▶ [YOUR OBJECTIVE]: Below is a set of records. Repeat all of them exactly.

▶ [SUPPLIED MATERIAL]:
** start **
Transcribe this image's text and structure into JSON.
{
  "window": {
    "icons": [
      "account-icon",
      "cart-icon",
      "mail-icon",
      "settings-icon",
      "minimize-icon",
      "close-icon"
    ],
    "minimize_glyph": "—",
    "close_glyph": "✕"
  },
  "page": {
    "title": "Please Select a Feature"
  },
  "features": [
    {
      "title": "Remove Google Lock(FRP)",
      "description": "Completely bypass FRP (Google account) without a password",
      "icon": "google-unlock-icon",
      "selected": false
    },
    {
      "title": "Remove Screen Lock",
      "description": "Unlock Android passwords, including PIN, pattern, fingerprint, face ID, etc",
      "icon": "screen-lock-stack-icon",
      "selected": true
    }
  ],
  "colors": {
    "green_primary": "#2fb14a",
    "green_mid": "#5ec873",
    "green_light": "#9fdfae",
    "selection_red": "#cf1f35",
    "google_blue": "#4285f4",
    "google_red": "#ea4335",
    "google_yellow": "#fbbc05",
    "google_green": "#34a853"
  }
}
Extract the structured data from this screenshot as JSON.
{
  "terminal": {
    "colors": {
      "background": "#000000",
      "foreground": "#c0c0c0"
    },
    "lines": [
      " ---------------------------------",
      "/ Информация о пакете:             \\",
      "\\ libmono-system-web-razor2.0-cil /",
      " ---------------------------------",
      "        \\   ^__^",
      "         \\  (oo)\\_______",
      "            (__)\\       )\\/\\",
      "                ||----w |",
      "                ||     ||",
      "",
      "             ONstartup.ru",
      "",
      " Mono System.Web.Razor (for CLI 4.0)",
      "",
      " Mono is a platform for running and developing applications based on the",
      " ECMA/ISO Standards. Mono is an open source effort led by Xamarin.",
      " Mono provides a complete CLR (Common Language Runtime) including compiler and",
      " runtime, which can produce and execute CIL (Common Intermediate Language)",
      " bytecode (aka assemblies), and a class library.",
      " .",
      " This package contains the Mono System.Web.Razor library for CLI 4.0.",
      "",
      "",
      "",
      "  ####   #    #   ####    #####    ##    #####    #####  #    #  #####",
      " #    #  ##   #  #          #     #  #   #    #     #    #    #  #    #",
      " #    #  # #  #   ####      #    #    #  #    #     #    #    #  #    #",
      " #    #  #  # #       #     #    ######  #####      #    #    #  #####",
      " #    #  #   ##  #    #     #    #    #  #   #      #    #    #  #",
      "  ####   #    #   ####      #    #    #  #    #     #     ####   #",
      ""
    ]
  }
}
** end **
▶ [EXERCISE RESULT]:
Transcribe this image's text and structure into JSON.
{
  "window": {
    "icons": [
      "account-icon",
      "cart-icon",
      "mail-icon",
      "settings-icon",
      "minimize-icon",
      "close-icon"
    ],
    "minimize_glyph": "—",
    "close_glyph": "✕"
  },
  "page": {
    "title": "Please Select a Feature"
  },
  "features": [
    {
      "title": "Remove Google Lock(FRP)",
      "description": "Completely bypass FRP (Google account) without a password",
      "icon": "google-unlock-icon",
      "selected": false
    },
    {
      "title": "Remove Screen Lock",
      "description": "Unlock Android passwords, including PIN, pattern, fingerprint, face ID, etc",
      "icon": "screen-lock-stack-icon",
      "selected": true
    }
  ],
  "colors": {
    "green_primary": "#2fb14a",
    "green_mid": "#5ec873",
    "green_light": "#9fdfae",
    "selection_red": "#cf1f35",
    "google_blue": "#4285f4",
    "google_red": "#ea4335",
    "google_yellow": "#fbbc05",
    "google_green": "#34a853"
  }
}
Extract the structured data from this screenshot as JSON.
{
  "terminal": {
    "colors": {
      "background": "#000000",
      "foreground": "#c0c0c0"
    },
    "lines": [
      " ---------------------------------",
      "/ Информация о пакете:             \\",
      "\\ libmono-system-web-razor2.0-cil /",
      " ---------------------------------",
      "        \\   ^__^",
      "         \\  (oo)\\_______",
      "            (__)\\       )\\/\\",
      "                ||----w |",
      "                ||     ||",
      "",
      "             ONstartup.ru",
      "",
      " Mono System.Web.Razor (for CLI 4.0)",
      "",
      " Mono is a platform for running and developing applications based on the",
      " ECMA/ISO Standards. Mono is an open source effort led by Xamarin.",
      " Mono provides a complete CLR (Common Language Runtime) including compiler and",
      " runtime, which can produce and execute CIL (Common Intermediate Language)",
      " bytecode (aka assemblies), and a class library.",
      " .",
      " This package contains the Mono System.Web.Razor library for CLI 4.0.",
      "",
      "",
      "",
      "  ####   #    #   ####    #####    ##    #####    #####  #    #  #####",
      " #    #  ##   #  #          #     #  #   #    #     #    #    #  #    #",
      " #    #  # #  #   ####      #    #    #  #    #     #    #    #  #    #",
      " #    #  #  # #       #     #    ######  #####      #    #    #  #####",
      " #    #  #   ##  #    #     #    #    #  #   #      #    #    #  #",
      "  ####   #    #   ####      #    #    #  #    #     #     ####   #",
      ""
    ]
  }
}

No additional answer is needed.